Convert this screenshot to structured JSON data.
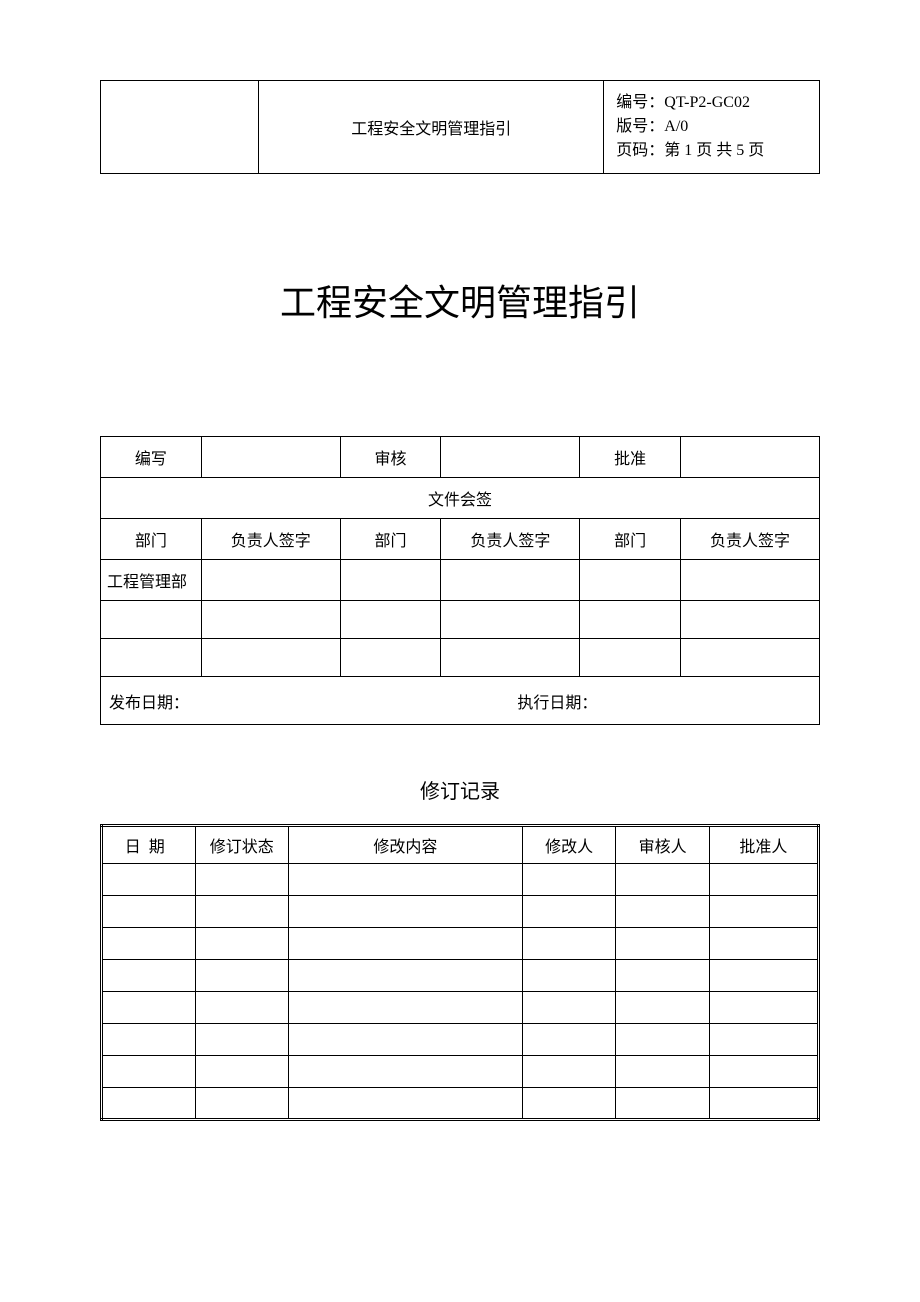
{
  "header": {
    "title": "工程安全文明管理指引",
    "meta": {
      "doc_no_label": "编号：",
      "doc_no_value": "QT-P2-GC02",
      "version_label": "版号：",
      "version_value": "A/0",
      "page_label": "页码：",
      "page_value": "第 1 页 共 5 页"
    }
  },
  "main_title": "工程安全文明管理指引",
  "signoff": {
    "write_label": "编写",
    "write_value": "",
    "review_label": "审核",
    "review_value": "",
    "approve_label": "批准",
    "approve_value": "",
    "file_signoff_label": "文件会签",
    "dept_label": "部门",
    "signer_label": "负责人签字",
    "rows": [
      {
        "dept1": "工程管理部",
        "sig1": "",
        "dept2": "",
        "sig2": "",
        "dept3": "",
        "sig3": ""
      },
      {
        "dept1": "",
        "sig1": "",
        "dept2": "",
        "sig2": "",
        "dept3": "",
        "sig3": ""
      },
      {
        "dept1": "",
        "sig1": "",
        "dept2": "",
        "sig2": "",
        "dept3": "",
        "sig3": ""
      }
    ],
    "publish_date_label": "发布日期：",
    "publish_date_value": "",
    "exec_date_label": "执行日期：",
    "exec_date_value": ""
  },
  "revision": {
    "title": "修订记录",
    "columns": {
      "date": "日期",
      "status": "修订状态",
      "content": "修改内容",
      "modifier": "修改人",
      "reviewer": "审核人",
      "approver": "批准人"
    },
    "rows": [
      {
        "date": "",
        "status": "",
        "content": "",
        "modifier": "",
        "reviewer": "",
        "approver": ""
      },
      {
        "date": "",
        "status": "",
        "content": "",
        "modifier": "",
        "reviewer": "",
        "approver": ""
      },
      {
        "date": "",
        "status": "",
        "content": "",
        "modifier": "",
        "reviewer": "",
        "approver": ""
      },
      {
        "date": "",
        "status": "",
        "content": "",
        "modifier": "",
        "reviewer": "",
        "approver": ""
      },
      {
        "date": "",
        "status": "",
        "content": "",
        "modifier": "",
        "reviewer": "",
        "approver": ""
      },
      {
        "date": "",
        "status": "",
        "content": "",
        "modifier": "",
        "reviewer": "",
        "approver": ""
      },
      {
        "date": "",
        "status": "",
        "content": "",
        "modifier": "",
        "reviewer": "",
        "approver": ""
      },
      {
        "date": "",
        "status": "",
        "content": "",
        "modifier": "",
        "reviewer": "",
        "approver": ""
      }
    ]
  },
  "style": {
    "page_bg": "#ffffff",
    "text_color": "#000000",
    "border_color": "#000000",
    "main_title_fontsize": 36,
    "body_fontsize": 16,
    "header_fontsize": 15,
    "revision_title_fontsize": 20
  }
}
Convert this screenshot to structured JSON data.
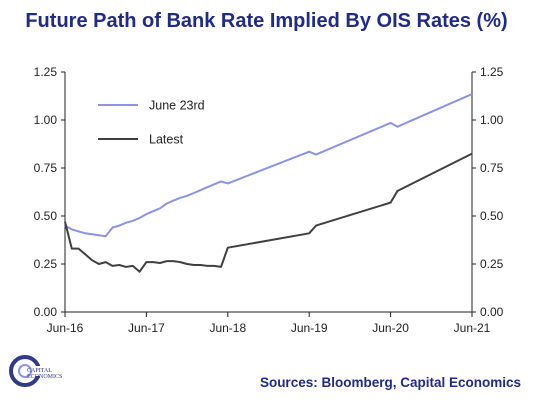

----------

## DIRECTIONS
Write out the listing above exactly as it stands, pictures excluded.

## PROBLEM SOLUTION
Convert this screenshot to structured JSON data.
{
  "header": {
    "title": "工程安全文明管理指引",
    "meta": {
      "doc_no_label": "编号：",
      "doc_no_value": "QT-P2-GC02",
      "version_label": "版号：",
      "version_value": "A/0",
      "page_label": "页码：",
      "page_value": "第 1 页 共 5 页"
    }
  },
  "main_title": "工程安全文明管理指引",
  "signoff": {
    "write_label": "编写",
    "write_value": "",
    "review_label": "审核",
    "review_value": "",
    "approve_label": "批准",
    "approve_value": "",
    "file_signoff_label": "文件会签",
    "dept_label": "部门",
    "signer_label": "负责人签字",
    "rows": [
      {
        "dept1": "工程管理部",
        "sig1": "",
        "dept2": "",
        "sig2": "",
        "dept3": "",
        "sig3": ""
      },
      {
        "dept1": "",
        "sig1": "",
        "dept2": "",
        "sig2": "",
        "dept3": "",
        "sig3": ""
      },
      {
        "dept1": "",
        "sig1": "",
        "dept2": "",
        "sig2": "",
        "dept3": "",
        "sig3": ""
      }
    ],
    "publish_date_label": "发布日期：",
    "publish_date_value": "",
    "exec_date_label": "执行日期：",
    "exec_date_value": ""
  },
  "revision": {
    "title": "修订记录",
    "columns": {
      "date": "日期",
      "status": "修订状态",
      "content": "修改内容",
      "modifier": "修改人",
      "reviewer": "审核人",
      "approver": "批准人"
    },
    "rows": [
      {
        "date": "",
        "status": "",
        "content": "",
        "modifier": "",
        "reviewer": "",
        "approver": ""
      },
      {
        "date": "",
        "status": "",
        "content": "",
        "modifier": "",
        "reviewer": "",
        "approver": ""
      },
      {
        "date": "",
        "status": "",
        "content": "",
        "modifier": "",
        "reviewer": "",
        "approver": ""
      },
      {
        "date": "",
        "status": "",
        "content": "",
        "modifier": "",
        "reviewer": "",
        "approver": ""
      },
      {
        "date": "",
        "status": "",
        "content": "",
        "modifier": "",
        "reviewer": "",
        "approver": ""
      },
      {
        "date": "",
        "status": "",
        "content": "",
        "modifier": "",
        "reviewer": "",
        "approver": ""
      },
      {
        "date": "",
        "status": "",
        "content": "",
        "modifier": "",
        "reviewer": "",
        "approver": ""
      },
      {
        "date": "",
        "status": "",
        "content": "",
        "modifier": "",
        "reviewer": "",
        "approver": ""
      }
    ]
  },
  "style": {
    "page_bg": "#ffffff",
    "text_color": "#000000",
    "border_color": "#000000",
    "main_title_fontsize": 36,
    "body_fontsize": 16,
    "header_fontsize": 15,
    "revision_title_fontsize": 20
  }
}
Convert this screenshot to structured JSON data.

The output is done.